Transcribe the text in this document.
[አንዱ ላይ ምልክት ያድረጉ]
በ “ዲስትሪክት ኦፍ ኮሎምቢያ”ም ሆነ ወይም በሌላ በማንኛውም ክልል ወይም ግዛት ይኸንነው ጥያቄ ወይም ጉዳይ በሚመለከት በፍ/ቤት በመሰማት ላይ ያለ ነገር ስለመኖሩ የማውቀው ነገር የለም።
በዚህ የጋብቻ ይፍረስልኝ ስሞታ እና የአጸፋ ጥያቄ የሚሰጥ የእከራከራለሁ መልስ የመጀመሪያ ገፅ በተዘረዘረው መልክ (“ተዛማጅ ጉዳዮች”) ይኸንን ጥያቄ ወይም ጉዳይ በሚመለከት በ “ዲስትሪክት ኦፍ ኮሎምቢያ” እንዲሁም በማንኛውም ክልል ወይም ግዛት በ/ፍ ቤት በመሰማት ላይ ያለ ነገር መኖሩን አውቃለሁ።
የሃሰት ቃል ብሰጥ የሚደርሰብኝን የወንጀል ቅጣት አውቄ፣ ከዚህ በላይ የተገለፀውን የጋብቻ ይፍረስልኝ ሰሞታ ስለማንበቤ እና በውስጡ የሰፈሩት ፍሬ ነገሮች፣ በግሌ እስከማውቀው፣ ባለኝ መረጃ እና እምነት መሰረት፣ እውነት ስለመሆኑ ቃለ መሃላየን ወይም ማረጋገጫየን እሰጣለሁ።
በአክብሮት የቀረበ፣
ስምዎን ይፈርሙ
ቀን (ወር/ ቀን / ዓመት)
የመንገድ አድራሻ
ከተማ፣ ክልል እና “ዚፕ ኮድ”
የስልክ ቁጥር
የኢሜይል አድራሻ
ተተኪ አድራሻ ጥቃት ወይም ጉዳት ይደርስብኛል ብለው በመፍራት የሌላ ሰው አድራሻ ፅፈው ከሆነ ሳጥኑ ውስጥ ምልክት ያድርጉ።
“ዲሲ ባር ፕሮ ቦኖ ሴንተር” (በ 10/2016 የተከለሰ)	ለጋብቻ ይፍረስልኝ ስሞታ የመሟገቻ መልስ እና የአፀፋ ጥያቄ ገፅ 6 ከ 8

→ Exercise
Pull out and copy each line containing the string "የጋብቻ".

→ Task solution
በዚህ የጋብቻ ይፍረስልኝ ስሞታ እና የአጸፋ ጥያቄ የሚሰጥ የእከራከራለሁ መልስ የመጀመሪያ ገፅ በተዘረዘረው መልክ (“ተዛማጅ ጉዳዮች”) ይኸንን ጥያቄ ወይም ጉዳይ በሚመለከት በ “ዲስትሪክት ኦፍ ኮሎምቢያ” እንዲሁም በማንኛውም ክልል ወይም ግዛት በ/ፍ ቤት በመሰማት ላይ ያለ ነገር መኖሩን አውቃለሁ።
የሃሰት ቃል ብሰጥ የሚደርሰብኝን የወንጀል ቅጣት አውቄ፣ ከዚህ በላይ የተገለፀውን የጋብቻ ይፍረስልኝ ሰሞታ ስለማንበቤ እና በውስጡ የሰፈሩት ፍሬ ነገሮች፣ በግሌ እስከማውቀው፣ ባለኝ መረጃ እና እምነት መሰረት፣ እውነት ስለመሆኑ ቃለ መሃላየን ወይም ማረጋገጫየን እሰጣለሁ።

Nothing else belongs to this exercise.